>> START Rows

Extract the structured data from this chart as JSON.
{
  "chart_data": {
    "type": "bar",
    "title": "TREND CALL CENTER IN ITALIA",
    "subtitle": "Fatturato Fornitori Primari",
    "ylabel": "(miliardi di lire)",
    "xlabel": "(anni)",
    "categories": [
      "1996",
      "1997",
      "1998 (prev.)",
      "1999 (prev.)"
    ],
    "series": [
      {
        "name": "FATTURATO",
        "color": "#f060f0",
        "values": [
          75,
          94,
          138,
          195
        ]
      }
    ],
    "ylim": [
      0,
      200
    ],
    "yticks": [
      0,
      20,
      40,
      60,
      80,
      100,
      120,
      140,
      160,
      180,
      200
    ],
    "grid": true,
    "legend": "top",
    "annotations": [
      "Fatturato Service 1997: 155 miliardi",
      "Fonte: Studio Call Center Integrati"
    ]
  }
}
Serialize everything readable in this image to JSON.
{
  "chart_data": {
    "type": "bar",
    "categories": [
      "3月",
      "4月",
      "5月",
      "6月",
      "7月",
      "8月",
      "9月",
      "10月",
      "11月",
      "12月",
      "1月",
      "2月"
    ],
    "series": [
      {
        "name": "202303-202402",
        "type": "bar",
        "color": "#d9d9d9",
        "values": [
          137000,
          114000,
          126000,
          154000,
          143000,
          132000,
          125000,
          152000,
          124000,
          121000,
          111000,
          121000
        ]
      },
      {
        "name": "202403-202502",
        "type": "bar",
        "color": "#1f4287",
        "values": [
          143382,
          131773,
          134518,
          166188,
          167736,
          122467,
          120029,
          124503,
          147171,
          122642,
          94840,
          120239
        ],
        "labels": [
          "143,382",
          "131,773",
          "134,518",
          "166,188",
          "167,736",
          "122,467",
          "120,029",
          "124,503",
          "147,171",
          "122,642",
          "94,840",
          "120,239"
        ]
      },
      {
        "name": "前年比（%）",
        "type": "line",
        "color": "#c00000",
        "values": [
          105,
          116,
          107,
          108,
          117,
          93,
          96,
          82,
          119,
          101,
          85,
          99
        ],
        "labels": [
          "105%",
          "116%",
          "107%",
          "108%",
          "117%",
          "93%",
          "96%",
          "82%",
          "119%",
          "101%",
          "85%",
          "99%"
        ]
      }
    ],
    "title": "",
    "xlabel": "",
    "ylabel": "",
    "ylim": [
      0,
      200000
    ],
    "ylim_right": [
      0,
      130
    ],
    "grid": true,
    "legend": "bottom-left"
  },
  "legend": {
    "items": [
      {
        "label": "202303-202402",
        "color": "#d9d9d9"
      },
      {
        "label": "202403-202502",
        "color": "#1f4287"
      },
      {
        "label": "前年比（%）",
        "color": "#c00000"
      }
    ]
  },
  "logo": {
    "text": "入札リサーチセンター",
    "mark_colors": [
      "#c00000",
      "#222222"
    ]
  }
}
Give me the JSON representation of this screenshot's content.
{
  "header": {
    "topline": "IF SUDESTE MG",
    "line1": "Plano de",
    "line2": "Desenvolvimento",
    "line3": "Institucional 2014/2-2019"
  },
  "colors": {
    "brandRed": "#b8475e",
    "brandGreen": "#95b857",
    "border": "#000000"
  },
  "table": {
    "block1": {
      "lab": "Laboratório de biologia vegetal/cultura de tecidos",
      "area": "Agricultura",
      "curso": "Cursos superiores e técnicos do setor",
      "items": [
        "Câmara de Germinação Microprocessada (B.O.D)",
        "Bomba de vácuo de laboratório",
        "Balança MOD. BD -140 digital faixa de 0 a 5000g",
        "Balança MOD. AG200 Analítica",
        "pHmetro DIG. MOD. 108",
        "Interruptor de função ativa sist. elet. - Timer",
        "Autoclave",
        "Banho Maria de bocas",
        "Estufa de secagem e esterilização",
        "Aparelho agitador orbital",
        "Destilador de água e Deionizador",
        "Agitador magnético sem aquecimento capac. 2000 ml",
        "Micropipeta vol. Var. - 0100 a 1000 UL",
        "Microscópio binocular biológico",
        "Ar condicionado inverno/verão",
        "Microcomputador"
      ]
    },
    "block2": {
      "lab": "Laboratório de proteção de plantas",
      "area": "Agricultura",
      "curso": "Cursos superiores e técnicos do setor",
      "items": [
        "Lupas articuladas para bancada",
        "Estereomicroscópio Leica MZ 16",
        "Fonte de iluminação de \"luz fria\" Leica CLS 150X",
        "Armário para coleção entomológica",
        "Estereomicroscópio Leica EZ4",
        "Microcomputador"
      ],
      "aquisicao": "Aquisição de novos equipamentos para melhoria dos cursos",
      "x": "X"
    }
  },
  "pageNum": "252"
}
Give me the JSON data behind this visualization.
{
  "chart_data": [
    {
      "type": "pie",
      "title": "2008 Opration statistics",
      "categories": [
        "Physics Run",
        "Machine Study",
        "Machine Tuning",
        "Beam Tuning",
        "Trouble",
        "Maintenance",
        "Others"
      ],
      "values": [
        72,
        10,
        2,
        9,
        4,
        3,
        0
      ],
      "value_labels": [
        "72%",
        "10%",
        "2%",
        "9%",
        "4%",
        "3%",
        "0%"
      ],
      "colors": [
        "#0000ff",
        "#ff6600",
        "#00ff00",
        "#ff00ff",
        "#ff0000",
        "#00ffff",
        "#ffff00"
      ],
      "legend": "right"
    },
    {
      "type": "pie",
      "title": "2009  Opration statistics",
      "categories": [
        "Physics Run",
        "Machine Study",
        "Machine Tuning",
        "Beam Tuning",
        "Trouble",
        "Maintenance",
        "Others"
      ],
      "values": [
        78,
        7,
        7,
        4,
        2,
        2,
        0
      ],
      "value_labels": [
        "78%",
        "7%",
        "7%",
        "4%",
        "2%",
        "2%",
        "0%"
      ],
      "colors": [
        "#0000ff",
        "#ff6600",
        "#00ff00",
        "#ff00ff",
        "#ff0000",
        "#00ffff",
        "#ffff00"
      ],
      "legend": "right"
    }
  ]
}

>> END Rows

*Your objective:*
Copy down the whole of the data above, matching it exactly.

*Answer to the exercise:*
Extract the structured data from this chart as JSON.
{
  "chart_data": {
    "type": "bar",
    "title": "TREND CALL CENTER IN ITALIA",
    "subtitle": "Fatturato Fornitori Primari",
    "ylabel": "(miliardi di lire)",
    "xlabel": "(anni)",
    "categories": [
      "1996",
      "1997",
      "1998 (prev.)",
      "1999 (prev.)"
    ],
    "series": [
      {
        "name": "FATTURATO",
        "color": "#f060f0",
        "values": [
          75,
          94,
          138,
          195
        ]
      }
    ],
    "ylim": [
      0,
      200
    ],
    "yticks": [
      0,
      20,
      40,
      60,
      80,
      100,
      120,
      140,
      160,
      180,
      200
    ],
    "grid": true,
    "legend": "top",
    "annotations": [
      "Fatturato Service 1997: 155 miliardi",
      "Fonte: Studio Call Center Integrati"
    ]
  }
}
Serialize everything readable in this image to JSON.
{
  "chart_data": {
    "type": "bar",
    "categories": [
      "3月",
      "4月",
      "5月",
      "6月",
      "7月",
      "8月",
      "9月",
      "10月",
      "11月",
      "12月",
      "1月",
      "2月"
    ],
    "series": [
      {
        "name": "202303-202402",
        "type": "bar",
        "color": "#d9d9d9",
        "values": [
          137000,
          114000,
          126000,
          154000,
          143000,
          132000,
          125000,
          152000,
          124000,
          121000,
          111000,
          121000
        ]
      },
      {
        "name": "202403-202502",
        "type": "bar",
        "color": "#1f4287",
        "values": [
          143382,
          131773,
          134518,
          166188,
          167736,
          122467,
          120029,
          124503,
          147171,
          122642,
          94840,
          120239
        ],
        "labels": [
          "143,382",
          "131,773",
          "134,518",
          "166,188",
          "167,736",
          "122,467",
          "120,029",
          "124,503",
          "147,171",
          "122,642",
          "94,840",
          "120,239"
        ]
      },
      {
        "name": "前年比（%）",
        "type": "line",
        "color": "#c00000",
        "values": [
          105,
          116,
          107,
          108,
          117,
          93,
          96,
          82,
          119,
          101,
          85,
          99
        ],
        "labels": [
          "105%",
          "116%",
          "107%",
          "108%",
          "117%",
          "93%",
          "96%",
          "82%",
          "119%",
          "101%",
          "85%",
          "99%"
        ]
      }
    ],
    "title": "",
    "xlabel": "",
    "ylabel": "",
    "ylim": [
      0,
      200000
    ],
    "ylim_right": [
      0,
      130
    ],
    "grid": true,
    "legend": "bottom-left"
  },
  "legend": {
    "items": [
      {
        "label": "202303-202402",
        "color": "#d9d9d9"
      },
      {
        "label": "202403-202502",
        "color": "#1f4287"
      },
      {
        "label": "前年比（%）",
        "color": "#c00000"
      }
    ]
  },
  "logo": {
    "text": "入札リサーチセンター",
    "mark_colors": [
      "#c00000",
      "#222222"
    ]
  }
}
Give me the JSON representation of this screenshot's content.
{
  "header": {
    "topline": "IF SUDESTE MG",
    "line1": "Plano de",
    "line2": "Desenvolvimento",
    "line3": "Institucional 2014/2-2019"
  },
  "colors": {
    "brandRed": "#b8475e",
    "brandGreen": "#95b857",
    "border": "#000000"
  },
  "table": {
    "block1": {
      "lab": "Laboratório de biologia vegetal/cultura de tecidos",
      "area": "Agricultura",
      "curso": "Cursos superiores e técnicos do setor",
      "items": [
        "Câmara de Germinação Microprocessada (B.O.D)",
        "Bomba de vácuo de laboratório",
        "Balança MOD. BD -140 digital faixa de 0 a 5000g",
        "Balança MOD. AG200 Analítica",
        "pHmetro DIG. MOD. 108",
        "Interruptor de função ativa sist. elet. - Timer",
        "Autoclave",
        "Banho Maria de bocas",
        "Estufa de secagem e esterilização",
        "Aparelho agitador orbital",
        "Destilador de água e Deionizador",
        "Agitador magnético sem aquecimento capac. 2000 ml",
        "Micropipeta vol. Var. - 0100 a 1000 UL",
        "Microscópio binocular biológico",
        "Ar condicionado inverno/verão",
        "Microcomputador"
      ]
    },
    "block2": {
      "lab": "Laboratório de proteção de plantas",
      "area": "Agricultura",
      "curso": "Cursos superiores e técnicos do setor",
      "items": [
        "Lupas articuladas para bancada",
        "Estereomicroscópio Leica MZ 16",
        "Fonte de iluminação de \"luz fria\" Leica CLS 150X",
        "Armário para coleção entomológica",
        "Estereomicroscópio Leica EZ4",
        "Microcomputador"
      ],
      "aquisicao": "Aquisição de novos equipamentos para melhoria dos cursos",
      "x": "X"
    }
  },
  "pageNum": "252"
}
Give me the JSON data behind this visualization.
{
  "chart_data": [
    {
      "type": "pie",
      "title": "2008 Opration statistics",
      "categories": [
        "Physics Run",
        "Machine Study",
        "Machine Tuning",
        "Beam Tuning",
        "Trouble",
        "Maintenance",
        "Others"
      ],
      "values": [
        72,
        10,
        2,
        9,
        4,
        3,
        0
      ],
      "value_labels": [
        "72%",
        "10%",
        "2%",
        "9%",
        "4%",
        "3%",
        "0%"
      ],
      "colors": [
        "#0000ff",
        "#ff6600",
        "#00ff00",
        "#ff00ff",
        "#ff0000",
        "#00ffff",
        "#ffff00"
      ],
      "legend": "right"
    },
    {
      "type": "pie",
      "title": "2009  Opration statistics",
      "categories": [
        "Physics Run",
        "Machine Study",
        "Machine Tuning",
        "Beam Tuning",
        "Trouble",
        "Maintenance",
        "Others"
      ],
      "values": [
        78,
        7,
        7,
        4,
        2,
        2,
        0
      ],
      "value_labels": [
        "78%",
        "7%",
        "7%",
        "4%",
        "2%",
        "2%",
        "0%"
      ],
      "colors": [
        "#0000ff",
        "#ff6600",
        "#00ff00",
        "#ff00ff",
        "#ff0000",
        "#00ffff",
        "#ffff00"
      ],
      "legend": "right"
    }
  ]
}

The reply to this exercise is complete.